• **Work to be completed**
Once the pictures are set aside, transcribe the remaining data exactly.

• **Raw data**
** Begin **
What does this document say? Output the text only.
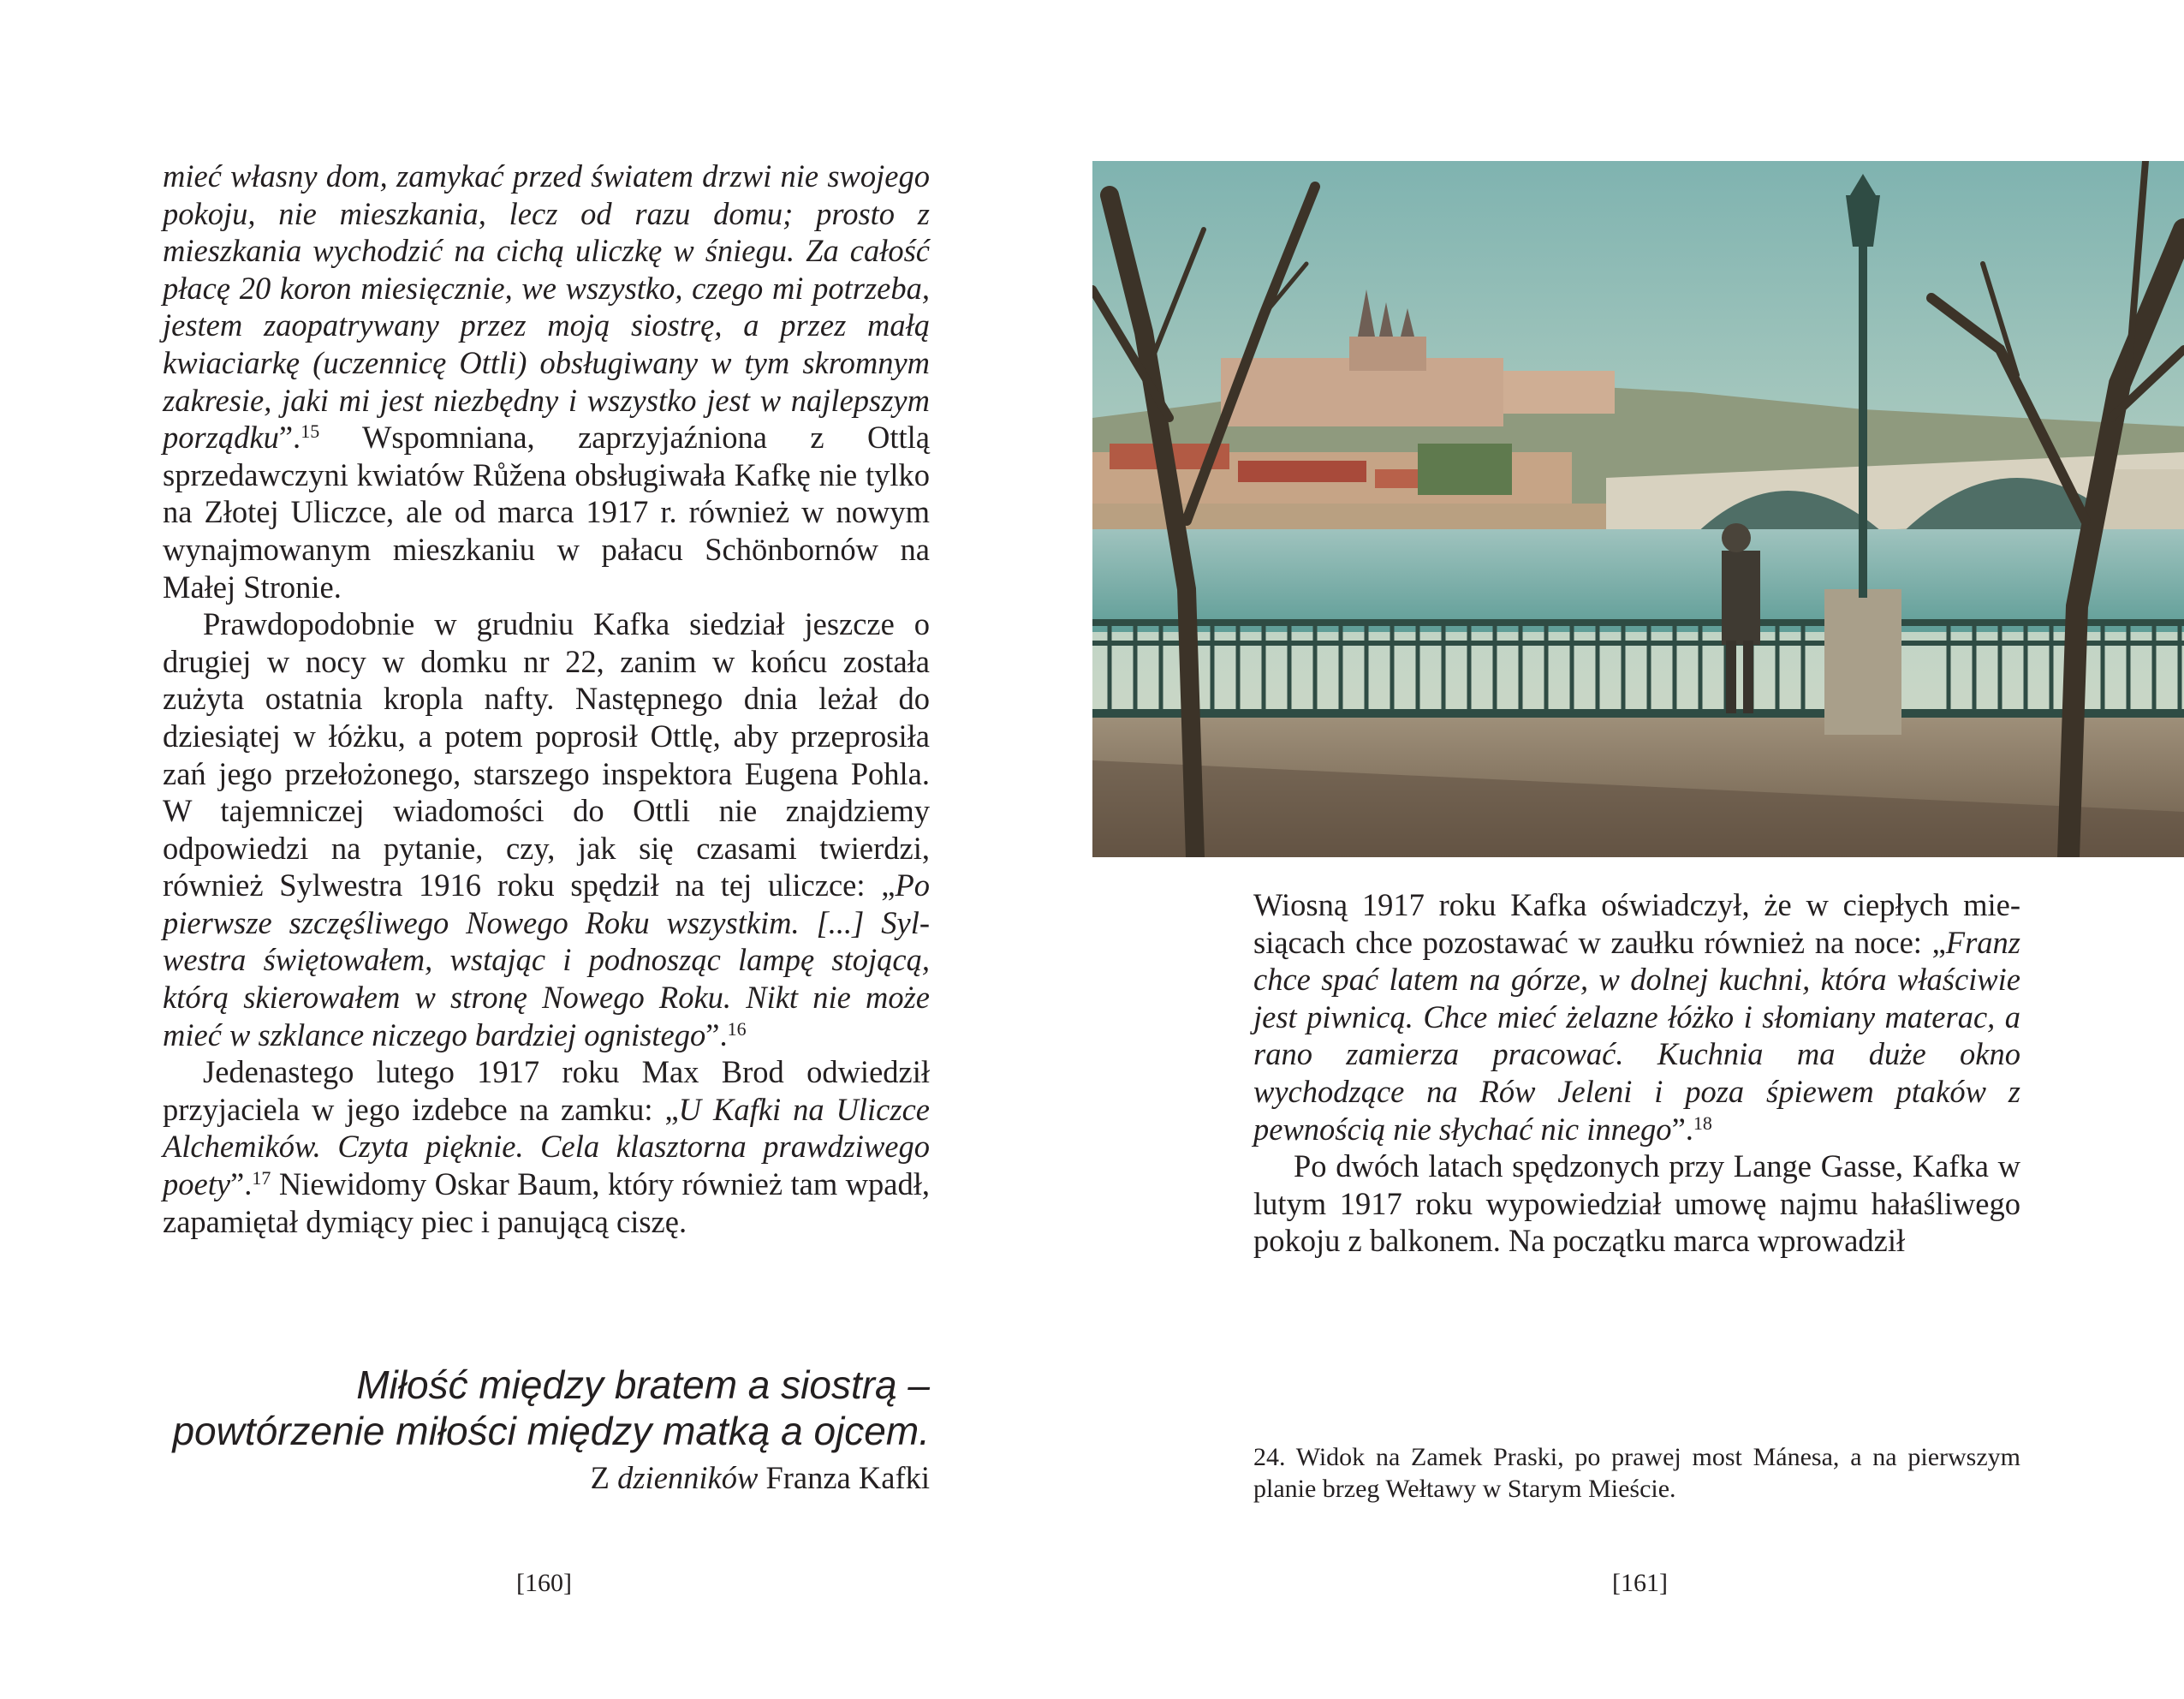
mieć własny dom, zamykać przed światem drzwi nie swojego pokoju, nie mieszkania, lecz od razu domu; prosto z mieszkania wychodzić na cichą uliczkę w śniegu. Za całość płacę 20 koron miesięcznie, we wszystko, czego mi potrzeba, jestem zaopatrywany przez moją siostrę, a przez małą kwiaciarkę (uczennicę Ottli) obsługiwany w tym skromnym zakresie, jaki mi jest niezbędny i wszystko jest w najlepszym porządku”.$^{15}$ Wspomniana, zaprzyjaźniona z Ottlą sprzedawczyni kwiatów Růžena obsługiwała Kafkę nie tylko na Złotej Uliczce, ale od marca 1917 r. również w nowym wynajmowanym mieszkaniu w pałacu Schönbornów na Małej Stronie.

Prawdopodobnie w grudniu Kafka siedział jeszcze o drugiej w nocy w domku nr 22, zanim w końcu została zużyta ostatnia kropla nafty. Następnego dnia leżał do dziesiątej w łóżku, a potem poprosił Ottlę, aby przeprosiła zań jego przełożonego, starszego inspektora Eugena Pohla. W tajemniczej wiadomości do Ottli nie znajdziemy odpowiedzi na pytanie, czy, jak się czasami twierdzi, również Sylwestra 1916 roku spędził na tej uliczce: „Po pierwsze szczęśliwego Nowego Roku wszystkim. [...] Sylwestra świętowałem, wstając i podnosząc lampę stojącą, którą skierowałem w stronę Nowego Roku. Nikt nie może mieć w szklance niczego bardziej ognistego”.$^{16}$

Jedenastego lutego 1917 roku Max Brod odwiedził przyjaciela w jego izdebce na zamku: „U Kafki na Uliczce Alchemików. Czyta pięknie. Cela klasztorna prawdziwego poety”.$^{17}$ Niewidomy Oskar Baum, który również tam wpadł, zapamiętał dymiący piec i panującą ciszę.

Miłość między bratem a siostrą –
powtórzenie miłości między matką a ojcem.
Z dzienników Franza Kafki
[160]

Wiosną 1917 roku Kafka oświadczył, że w ciepłych miesiącach chce pozostawać w zaułku również na noce: „Franz chce spać latem na górze, w dolnej kuchni, która właściwie jest piwnicą. Chce mieć żelazne łóżko i słomiany materac, a rano zamierza pracować. Kuchnia ma duże okno wychodzące na Rów Jeleni i poza śpiewem ptaków z pewnością nie słychać nic innego”.$^{18}$

Po dwóch latach spędzonych przy Lange Gasse, Kafka w lutym 1917 roku wypowiedział umowę najmu hałaśliwego pokoju z balkonem. Na początku marca wprowadził

24. Widok na Zamek Praski, po prawej most Mánesa, a na pierwszym planie brzeg Wełtawy w Starym Mieście.
[161]
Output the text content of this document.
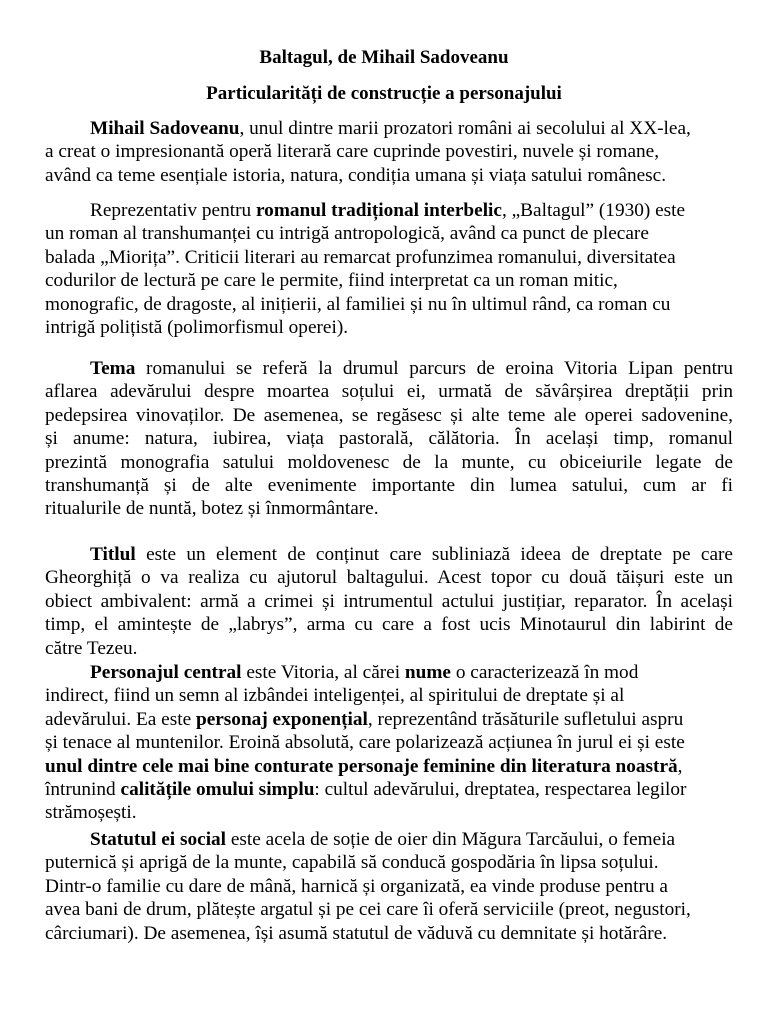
Baltagul, de Mihail Sadoveanu
Particularități de construcție a personajului
Mihail Sadoveanu, unul dintre marii prozatori români ai secolului al XX-lea,
a creat o impresionantă operă literară care cuprinde povestiri, nuvele și romane,
având ca teme esențiale istoria, natura, condiția umana și viața satului românesc.
Reprezentativ pentru romanul tradițional interbelic, „Baltagul” (1930) este
un roman al transhumanței cu intrigă antropologică, având ca punct de plecare
balada „Miorița”. Criticii literari au remarcat profunzimea romanului, diversitatea
codurilor de lectură pe care le permite, fiind interpretat ca un roman mitic,
monografic, de dragoste, al inițierii, al familiei și nu în ultimul rând, ca roman cu
intrigă polițistă (polimorfismul operei).
Tema romanului se referă la drumul parcurs de eroina Vitoria Lipan pentru
aflarea adevărului despre moartea soțului ei, urmată de săvârșirea dreptății prin
pedepsirea vinovaților. De asemenea, se regăsesc și alte teme ale operei sadovenine,
și anume: natura, iubirea, viața pastorală, călătoria. În același timp, romanul
prezintă monografia satului moldovenesc de la munte, cu obiceiurile legate de
transhumanță și de alte evenimente importante din lumea satului, cum ar fi
ritualurile de nuntă, botez și înmormântare.
Titlul este un element de conținut care subliniază ideea de dreptate pe care
Gheorghiță o va realiza cu ajutorul baltagului. Acest topor cu două tăișuri este un
obiect ambivalent: armă a crimei și intrumentul actului justițiar, reparator. În același
timp, el amintește de „labrys”, arma cu care a fost ucis Minotaurul din labirint de
către Tezeu.
Personajul central este Vitoria, al cărei nume o caracterizează în mod
indirect, fiind un semn al izbândei inteligenței, al spiritului de dreptate și al
adevărului. Ea este personaj exponențial, reprezentând trăsăturile sufletului aspru
și tenace al muntenilor. Eroină absolută, care polarizează acțiunea în jurul ei și este
unul dintre cele mai bine conturate personaje feminine din literatura noastră,
întrunind calitățile omului simplu: cultul adevărului, dreptatea, respectarea legilor
strămoșești.
Statutul ei social este acela de soție de oier din Măgura Tarcăului, o femeia
puternică și aprigă de la munte, capabilă să conducă gospodăria în lipsa soțului.
Dintr-o familie cu dare de mână, harnică și organizată, ea vinde produse pentru a
avea bani de drum, plătește argatul și pe cei care îi oferă serviciile (preot, negustori,
cârciumari). De asemenea, își asumă statutul de văduvă cu demnitate și hotărâre.
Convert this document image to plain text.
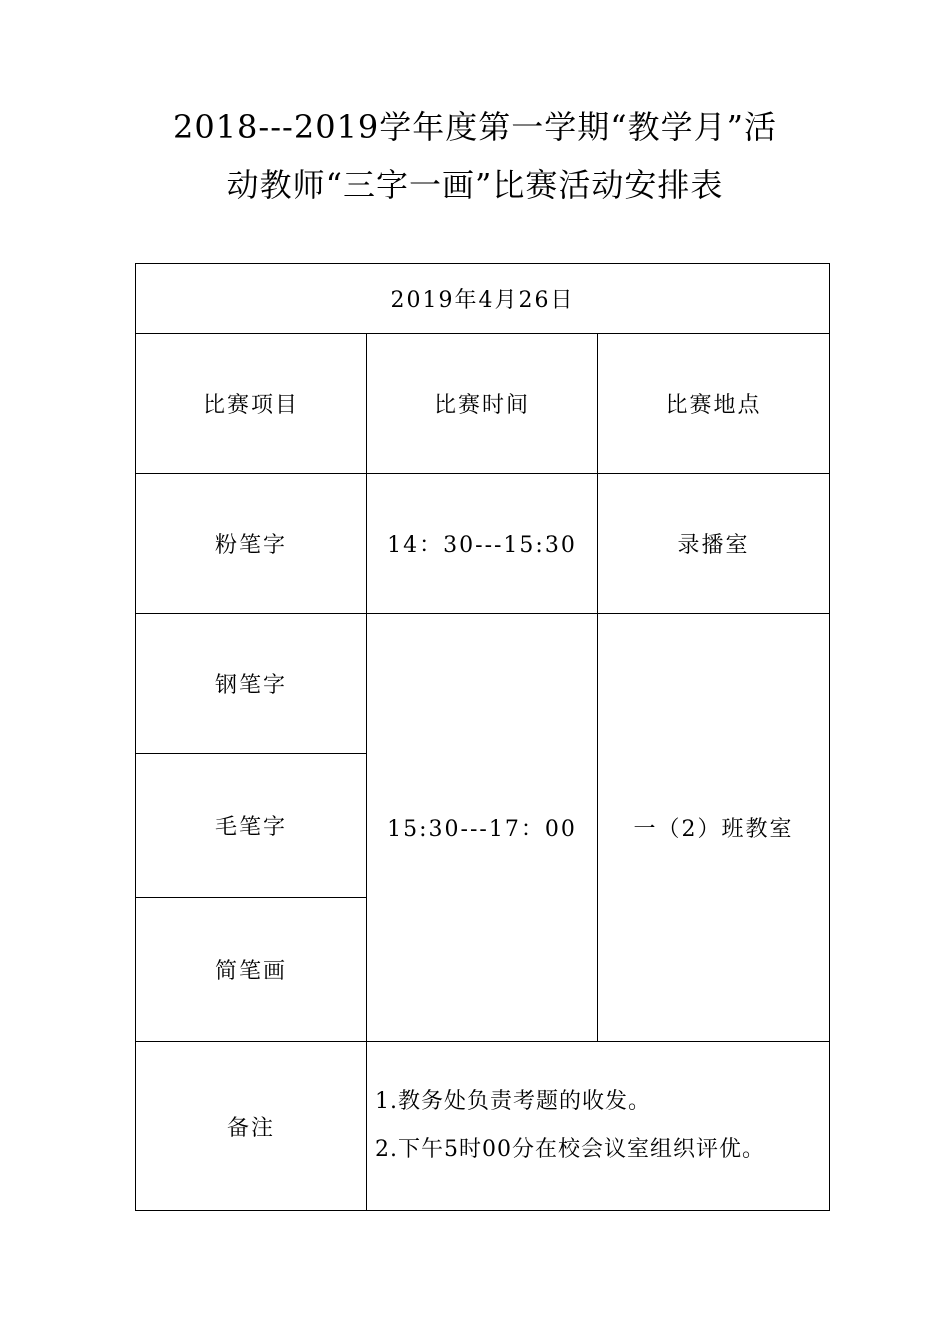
2018---2019学年度第一学期“教学月”活
动教师“三字一画”比赛活动安排表
2019年4月26日		
比赛项目	比赛时间	比赛地点
粉笔字	14：30---15:30	录播室
钢笔字	15:30---17：00	一（2）班教室
毛笔字		
简笔画		
备注	1.教务处负责考题的收发。
2.下午5时00分在校会议室组织评优。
** End **
• **Complete output**
What does this document say? Output the text only.
mieć własny dom, zamykać przed światem drzwi nie swojego pokoju, nie mieszkania, lecz od razu domu; prosto z mieszkania wychodzić na cichą uliczkę w śniegu. Za całość płacę 20 koron miesięcznie, we wszystko, czego mi potrzeba, jestem zaopatrywany przez moją siostrę, a przez małą kwiaciarkę (uczennicę Ottli) obsługiwany w tym skromnym zakresie, jaki mi jest niezbędny i wszystko jest w najlepszym porządku”.$^{15}$ Wspomniana, zaprzyjaźniona z Ottlą sprzedawczyni kwiatów Růžena obsługiwała Kafkę nie tylko na Złotej Uliczce, ale od marca 1917 r. również w nowym wynajmowanym mieszkaniu w pałacu Schönbornów na Małej Stronie.

Prawdopodobnie w grudniu Kafka siedział jeszcze o drugiej w nocy w domku nr 22, zanim w końcu została zużyta ostatnia kropla nafty. Następnego dnia leżał do dziesiątej w łóżku, a potem poprosił Ottlę, aby przeprosiła zań jego przełożonego, starszego inspektora Eugena Pohla. W tajemniczej wiadomości do Ottli nie znajdziemy odpowiedzi na pytanie, czy, jak się czasami twierdzi, również Sylwestra 1916 roku spędził na tej uliczce: „Po pierwsze szczęśliwego Nowego Roku wszystkim. [...] Sylwestra świętowałem, wstając i podnosząc lampę stojącą, którą skierowałem w stronę Nowego Roku. Nikt nie może mieć w szklance niczego bardziej ognistego”.$^{16}$

Jedenastego lutego 1917 roku Max Brod odwiedził przyjaciela w jego izdebce na zamku: „U Kafki na Uliczce Alchemików. Czyta pięknie. Cela klasztorna prawdziwego poety”.$^{17}$ Niewidomy Oskar Baum, który również tam wpadł, zapamiętał dymiący piec i panującą ciszę.

Miłość między bratem a siostrą –
powtórzenie miłości między matką a ojcem.
Z dzienników Franza Kafki
[160]

Wiosną 1917 roku Kafka oświadczył, że w ciepłych miesiącach chce pozostawać w zaułku również na noce: „Franz chce spać latem na górze, w dolnej kuchni, która właściwie jest piwnicą. Chce mieć żelazne łóżko i słomiany materac, a rano zamierza pracować. Kuchnia ma duże okno wychodzące na Rów Jeleni i poza śpiewem ptaków z pewnością nie słychać nic innego”.$^{18}$

Po dwóch latach spędzonych przy Lange Gasse, Kafka w lutym 1917 roku wypowiedział umowę najmu hałaśliwego pokoju z balkonem. Na początku marca wprowadził

24. Widok na Zamek Praski, po prawej most Mánesa, a na pierwszym planie brzeg Wełtawy w Starym Mieście.
[161]
Output the text content of this document.
Baltagul, de Mihail Sadoveanu
Particularități de construcție a personajului
Mihail Sadoveanu, unul dintre marii prozatori români ai secolului al XX-lea,
a creat o impresionantă operă literară care cuprinde povestiri, nuvele și romane,
având ca teme esențiale istoria, natura, condiția umana și viața satului românesc.
Reprezentativ pentru romanul tradițional interbelic, „Baltagul” (1930) este
un roman al transhumanței cu intrigă antropologică, având ca punct de plecare
balada „Miorița”. Criticii literari au remarcat profunzimea romanului, diversitatea
codurilor de lectură pe care le permite, fiind interpretat ca un roman mitic,
monografic, de dragoste, al inițierii, al familiei și nu în ultimul rând, ca roman cu
intrigă polițistă (polimorfismul operei).
Tema romanului se referă la drumul parcurs de eroina Vitoria Lipan pentru
aflarea adevărului despre moartea soțului ei, urmată de săvârșirea dreptății prin
pedepsirea vinovaților. De asemenea, se regăsesc și alte teme ale operei sadovenine,
și anume: natura, iubirea, viața pastorală, călătoria. În același timp, romanul
prezintă monografia satului moldovenesc de la munte, cu obiceiurile legate de
transhumanță și de alte evenimente importante din lumea satului, cum ar fi
ritualurile de nuntă, botez și înmormântare.
Titlul este un element de conținut care subliniază ideea de dreptate pe care
Gheorghiță o va realiza cu ajutorul baltagului. Acest topor cu două tăișuri este un
obiect ambivalent: armă a crimei și intrumentul actului justițiar, reparator. În același
timp, el amintește de „labrys”, arma cu care a fost ucis Minotaurul din labirint de
către Tezeu.
Personajul central este Vitoria, al cărei nume o caracterizează în mod
indirect, fiind un semn al izbândei inteligenței, al spiritului de dreptate și al
adevărului. Ea este personaj exponențial, reprezentând trăsăturile sufletului aspru
și tenace al muntenilor. Eroină absolută, care polarizează acțiunea în jurul ei și este
unul dintre cele mai bine conturate personaje feminine din literatura noastră,
întrunind calitățile omului simplu: cultul adevărului, dreptatea, respectarea legilor
strămoșești.
Statutul ei social este acela de soție de oier din Măgura Tarcăului, o femeia
puternică și aprigă de la munte, capabilă să conducă gospodăria în lipsa soțului.
Dintr-o familie cu dare de mână, harnică și organizată, ea vinde produse pentru a
avea bani de drum, plătește argatul și pe cei care îi oferă serviciile (preot, negustori,
cârciumari). De asemenea, își asumă statutul de văduvă cu demnitate și hotărâre.
Convert this document image to plain text.
2018---2019学年度第一学期“教学月”活
动教师“三字一画”比赛活动安排表
2019年4月26日		
比赛项目	比赛时间	比赛地点
粉笔字	14：30---15:30	录播室
钢笔字	15:30---17：00	一（2）班教室
毛笔字		
简笔画		
备注	1.教务处负责考题的收发。
2.下午5时00分在校会议室组织评优。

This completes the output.